Task requirements. Using the listing below, please gather every line containing the word "this".

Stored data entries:
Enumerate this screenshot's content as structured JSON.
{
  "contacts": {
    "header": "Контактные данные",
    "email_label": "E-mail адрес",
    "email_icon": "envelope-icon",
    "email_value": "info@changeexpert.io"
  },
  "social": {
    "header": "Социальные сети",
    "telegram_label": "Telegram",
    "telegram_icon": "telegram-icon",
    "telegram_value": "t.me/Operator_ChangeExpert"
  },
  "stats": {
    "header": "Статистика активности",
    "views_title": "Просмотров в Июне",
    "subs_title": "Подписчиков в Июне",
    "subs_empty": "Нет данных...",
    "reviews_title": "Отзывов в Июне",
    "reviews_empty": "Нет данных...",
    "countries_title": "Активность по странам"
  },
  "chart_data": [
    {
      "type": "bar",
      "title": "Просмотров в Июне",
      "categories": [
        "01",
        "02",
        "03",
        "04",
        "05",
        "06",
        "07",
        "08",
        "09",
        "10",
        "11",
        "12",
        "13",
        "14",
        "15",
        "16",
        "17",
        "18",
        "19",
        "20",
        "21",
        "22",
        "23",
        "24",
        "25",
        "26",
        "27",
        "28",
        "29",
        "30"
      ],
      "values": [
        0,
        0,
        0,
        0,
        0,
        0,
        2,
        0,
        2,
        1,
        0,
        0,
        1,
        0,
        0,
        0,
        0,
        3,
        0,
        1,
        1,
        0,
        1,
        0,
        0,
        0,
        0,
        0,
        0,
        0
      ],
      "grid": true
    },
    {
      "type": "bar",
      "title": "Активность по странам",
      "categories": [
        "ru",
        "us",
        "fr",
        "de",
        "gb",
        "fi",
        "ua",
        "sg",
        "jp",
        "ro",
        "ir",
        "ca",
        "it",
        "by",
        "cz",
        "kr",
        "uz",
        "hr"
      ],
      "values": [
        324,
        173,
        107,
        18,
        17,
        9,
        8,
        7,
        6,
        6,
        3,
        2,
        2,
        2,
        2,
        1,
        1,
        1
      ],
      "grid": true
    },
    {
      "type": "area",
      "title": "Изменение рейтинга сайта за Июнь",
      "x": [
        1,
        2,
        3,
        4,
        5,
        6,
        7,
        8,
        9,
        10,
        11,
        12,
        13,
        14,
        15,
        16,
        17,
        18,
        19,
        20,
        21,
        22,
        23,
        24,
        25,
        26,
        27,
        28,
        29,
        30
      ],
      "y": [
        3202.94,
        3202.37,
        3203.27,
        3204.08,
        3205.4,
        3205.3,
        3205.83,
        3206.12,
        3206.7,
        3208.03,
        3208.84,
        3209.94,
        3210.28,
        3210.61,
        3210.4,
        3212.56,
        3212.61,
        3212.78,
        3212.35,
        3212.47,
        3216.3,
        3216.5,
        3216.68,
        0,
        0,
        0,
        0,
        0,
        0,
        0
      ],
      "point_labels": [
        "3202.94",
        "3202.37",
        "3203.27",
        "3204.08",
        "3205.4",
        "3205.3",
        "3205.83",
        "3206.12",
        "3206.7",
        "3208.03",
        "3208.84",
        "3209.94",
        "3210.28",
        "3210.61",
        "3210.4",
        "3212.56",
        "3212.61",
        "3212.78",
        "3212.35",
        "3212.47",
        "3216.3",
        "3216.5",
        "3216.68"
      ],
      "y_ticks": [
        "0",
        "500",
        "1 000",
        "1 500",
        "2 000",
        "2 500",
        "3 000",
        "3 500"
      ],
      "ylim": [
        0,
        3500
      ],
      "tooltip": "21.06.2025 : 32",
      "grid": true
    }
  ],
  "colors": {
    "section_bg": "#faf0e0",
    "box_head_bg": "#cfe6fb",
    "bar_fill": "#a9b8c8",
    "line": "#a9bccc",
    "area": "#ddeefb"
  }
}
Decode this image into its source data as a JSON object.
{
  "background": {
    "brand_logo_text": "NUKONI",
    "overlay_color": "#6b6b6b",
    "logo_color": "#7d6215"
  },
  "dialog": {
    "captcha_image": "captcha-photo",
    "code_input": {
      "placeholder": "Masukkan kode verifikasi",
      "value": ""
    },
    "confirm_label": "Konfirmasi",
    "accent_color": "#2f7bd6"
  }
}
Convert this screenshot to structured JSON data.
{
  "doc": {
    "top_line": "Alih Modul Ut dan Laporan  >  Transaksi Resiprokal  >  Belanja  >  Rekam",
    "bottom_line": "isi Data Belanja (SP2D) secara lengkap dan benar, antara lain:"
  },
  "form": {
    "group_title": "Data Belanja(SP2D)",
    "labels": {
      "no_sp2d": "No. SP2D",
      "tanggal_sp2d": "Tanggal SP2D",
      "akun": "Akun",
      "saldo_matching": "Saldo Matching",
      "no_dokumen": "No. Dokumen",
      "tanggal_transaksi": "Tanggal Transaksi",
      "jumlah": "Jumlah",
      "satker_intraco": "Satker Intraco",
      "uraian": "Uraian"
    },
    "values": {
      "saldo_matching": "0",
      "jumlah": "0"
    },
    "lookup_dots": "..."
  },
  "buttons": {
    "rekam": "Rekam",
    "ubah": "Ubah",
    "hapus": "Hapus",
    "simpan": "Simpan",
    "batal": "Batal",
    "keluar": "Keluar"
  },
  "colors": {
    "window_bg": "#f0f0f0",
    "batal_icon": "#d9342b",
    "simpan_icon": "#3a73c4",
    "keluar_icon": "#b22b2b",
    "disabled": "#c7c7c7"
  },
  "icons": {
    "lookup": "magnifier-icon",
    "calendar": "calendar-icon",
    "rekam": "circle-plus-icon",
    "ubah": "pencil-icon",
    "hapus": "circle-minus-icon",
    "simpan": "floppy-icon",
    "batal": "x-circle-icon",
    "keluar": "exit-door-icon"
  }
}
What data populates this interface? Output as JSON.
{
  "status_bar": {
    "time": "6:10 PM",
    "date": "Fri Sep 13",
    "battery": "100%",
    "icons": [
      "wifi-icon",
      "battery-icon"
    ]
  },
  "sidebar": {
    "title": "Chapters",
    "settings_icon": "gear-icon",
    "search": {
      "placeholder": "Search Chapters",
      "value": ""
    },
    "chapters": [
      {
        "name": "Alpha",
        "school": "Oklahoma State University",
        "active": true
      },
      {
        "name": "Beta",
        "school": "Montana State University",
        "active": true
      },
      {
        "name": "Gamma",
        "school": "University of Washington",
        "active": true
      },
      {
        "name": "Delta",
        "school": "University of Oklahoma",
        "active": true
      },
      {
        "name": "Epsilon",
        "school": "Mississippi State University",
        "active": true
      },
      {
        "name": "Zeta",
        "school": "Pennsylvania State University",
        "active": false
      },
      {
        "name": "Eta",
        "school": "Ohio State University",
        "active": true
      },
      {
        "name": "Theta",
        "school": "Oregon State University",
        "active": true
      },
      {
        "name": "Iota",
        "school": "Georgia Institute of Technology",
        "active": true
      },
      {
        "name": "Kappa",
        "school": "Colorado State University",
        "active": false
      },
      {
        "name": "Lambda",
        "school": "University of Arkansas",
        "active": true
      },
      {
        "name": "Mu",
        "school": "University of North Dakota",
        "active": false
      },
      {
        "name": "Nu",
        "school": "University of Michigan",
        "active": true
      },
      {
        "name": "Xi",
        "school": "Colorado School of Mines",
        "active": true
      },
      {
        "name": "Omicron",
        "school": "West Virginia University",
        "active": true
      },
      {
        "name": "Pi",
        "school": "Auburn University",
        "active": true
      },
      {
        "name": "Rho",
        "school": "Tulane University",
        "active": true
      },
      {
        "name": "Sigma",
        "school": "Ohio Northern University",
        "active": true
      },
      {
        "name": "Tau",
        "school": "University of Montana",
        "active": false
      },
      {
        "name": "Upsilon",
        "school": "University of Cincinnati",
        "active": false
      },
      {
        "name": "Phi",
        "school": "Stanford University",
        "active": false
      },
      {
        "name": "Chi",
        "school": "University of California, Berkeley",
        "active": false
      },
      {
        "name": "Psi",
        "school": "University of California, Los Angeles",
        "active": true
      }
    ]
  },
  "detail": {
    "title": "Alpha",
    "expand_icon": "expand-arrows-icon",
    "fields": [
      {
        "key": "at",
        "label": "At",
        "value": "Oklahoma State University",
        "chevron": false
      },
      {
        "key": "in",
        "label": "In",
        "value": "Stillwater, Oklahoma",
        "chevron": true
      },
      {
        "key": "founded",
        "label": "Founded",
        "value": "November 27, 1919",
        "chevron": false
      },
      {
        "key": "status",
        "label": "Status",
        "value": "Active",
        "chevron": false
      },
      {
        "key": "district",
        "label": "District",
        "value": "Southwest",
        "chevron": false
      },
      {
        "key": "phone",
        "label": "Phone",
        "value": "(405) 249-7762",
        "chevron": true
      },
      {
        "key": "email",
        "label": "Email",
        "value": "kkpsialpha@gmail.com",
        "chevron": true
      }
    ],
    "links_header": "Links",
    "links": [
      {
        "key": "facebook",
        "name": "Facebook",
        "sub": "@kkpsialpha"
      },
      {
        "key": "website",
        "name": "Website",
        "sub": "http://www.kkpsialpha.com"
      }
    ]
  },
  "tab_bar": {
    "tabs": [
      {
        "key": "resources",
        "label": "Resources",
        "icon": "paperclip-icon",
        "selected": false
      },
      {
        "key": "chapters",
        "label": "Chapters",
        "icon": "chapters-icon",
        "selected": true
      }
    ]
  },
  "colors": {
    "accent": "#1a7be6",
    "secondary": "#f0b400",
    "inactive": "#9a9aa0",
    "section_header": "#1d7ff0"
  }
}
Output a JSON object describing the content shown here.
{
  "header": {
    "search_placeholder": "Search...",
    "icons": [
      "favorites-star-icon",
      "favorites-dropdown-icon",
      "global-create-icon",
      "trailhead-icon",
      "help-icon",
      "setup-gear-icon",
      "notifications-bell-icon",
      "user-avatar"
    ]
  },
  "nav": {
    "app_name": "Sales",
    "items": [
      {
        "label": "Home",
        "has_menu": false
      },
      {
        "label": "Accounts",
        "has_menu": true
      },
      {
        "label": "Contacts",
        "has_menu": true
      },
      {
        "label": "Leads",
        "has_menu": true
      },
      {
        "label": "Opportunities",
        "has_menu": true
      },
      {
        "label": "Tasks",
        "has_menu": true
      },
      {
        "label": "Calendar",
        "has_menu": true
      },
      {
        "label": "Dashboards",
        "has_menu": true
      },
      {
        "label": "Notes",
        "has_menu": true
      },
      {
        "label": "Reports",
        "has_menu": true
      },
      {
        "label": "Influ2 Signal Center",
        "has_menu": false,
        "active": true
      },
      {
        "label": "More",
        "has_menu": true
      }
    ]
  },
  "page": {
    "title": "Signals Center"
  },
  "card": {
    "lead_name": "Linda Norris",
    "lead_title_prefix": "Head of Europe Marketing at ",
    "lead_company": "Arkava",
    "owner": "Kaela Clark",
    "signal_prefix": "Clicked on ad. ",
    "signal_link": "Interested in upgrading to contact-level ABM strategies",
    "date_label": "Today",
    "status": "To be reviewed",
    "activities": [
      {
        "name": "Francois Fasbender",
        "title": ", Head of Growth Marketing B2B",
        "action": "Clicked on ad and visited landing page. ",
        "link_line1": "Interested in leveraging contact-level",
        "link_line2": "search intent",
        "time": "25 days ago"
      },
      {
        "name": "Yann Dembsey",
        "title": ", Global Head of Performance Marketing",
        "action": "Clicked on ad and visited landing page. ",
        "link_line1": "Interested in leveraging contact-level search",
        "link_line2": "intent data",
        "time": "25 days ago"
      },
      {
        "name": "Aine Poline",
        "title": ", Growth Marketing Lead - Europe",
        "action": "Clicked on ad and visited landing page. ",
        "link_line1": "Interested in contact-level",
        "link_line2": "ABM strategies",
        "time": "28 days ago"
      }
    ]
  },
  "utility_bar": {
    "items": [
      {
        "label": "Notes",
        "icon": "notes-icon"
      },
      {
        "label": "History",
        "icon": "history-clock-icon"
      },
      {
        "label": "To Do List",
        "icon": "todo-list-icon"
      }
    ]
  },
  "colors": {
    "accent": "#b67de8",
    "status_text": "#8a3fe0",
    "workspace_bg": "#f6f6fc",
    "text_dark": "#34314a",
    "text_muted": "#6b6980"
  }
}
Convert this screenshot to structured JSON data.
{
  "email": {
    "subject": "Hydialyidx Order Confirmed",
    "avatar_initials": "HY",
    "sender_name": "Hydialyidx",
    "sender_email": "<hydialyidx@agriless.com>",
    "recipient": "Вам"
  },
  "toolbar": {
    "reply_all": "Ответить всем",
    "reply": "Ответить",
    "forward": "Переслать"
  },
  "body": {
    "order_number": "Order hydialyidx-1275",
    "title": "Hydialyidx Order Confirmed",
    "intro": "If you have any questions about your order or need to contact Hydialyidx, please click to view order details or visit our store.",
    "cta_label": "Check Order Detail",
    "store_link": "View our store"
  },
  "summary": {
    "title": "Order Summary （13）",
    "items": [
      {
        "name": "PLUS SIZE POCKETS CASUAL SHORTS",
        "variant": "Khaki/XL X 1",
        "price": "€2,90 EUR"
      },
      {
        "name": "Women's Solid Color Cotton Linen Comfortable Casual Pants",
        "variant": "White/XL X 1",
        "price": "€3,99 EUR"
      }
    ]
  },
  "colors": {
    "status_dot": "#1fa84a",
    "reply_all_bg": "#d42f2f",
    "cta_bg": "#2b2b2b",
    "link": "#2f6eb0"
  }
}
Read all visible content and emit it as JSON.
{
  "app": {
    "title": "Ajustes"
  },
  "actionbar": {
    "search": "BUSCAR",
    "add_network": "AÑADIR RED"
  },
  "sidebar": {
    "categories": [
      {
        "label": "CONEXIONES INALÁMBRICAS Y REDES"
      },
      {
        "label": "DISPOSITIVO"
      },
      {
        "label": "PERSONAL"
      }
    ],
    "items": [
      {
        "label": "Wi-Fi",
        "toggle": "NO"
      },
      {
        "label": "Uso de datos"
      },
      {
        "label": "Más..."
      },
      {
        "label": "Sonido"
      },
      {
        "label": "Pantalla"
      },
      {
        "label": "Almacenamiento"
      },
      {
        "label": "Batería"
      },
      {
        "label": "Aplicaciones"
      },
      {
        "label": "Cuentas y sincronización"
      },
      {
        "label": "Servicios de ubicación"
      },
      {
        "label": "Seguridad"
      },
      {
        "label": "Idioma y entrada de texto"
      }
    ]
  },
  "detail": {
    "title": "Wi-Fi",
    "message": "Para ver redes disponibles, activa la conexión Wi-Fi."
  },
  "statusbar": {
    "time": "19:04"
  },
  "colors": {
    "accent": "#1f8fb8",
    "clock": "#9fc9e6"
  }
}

Exercise response.
Enumerate this screenshot's content as structured JSON.
Decode this image into its source data as a JSON object.
Convert this screenshot to structured JSON data.
What data populates this interface? Output as JSON.
Convert this screenshot to structured JSON data.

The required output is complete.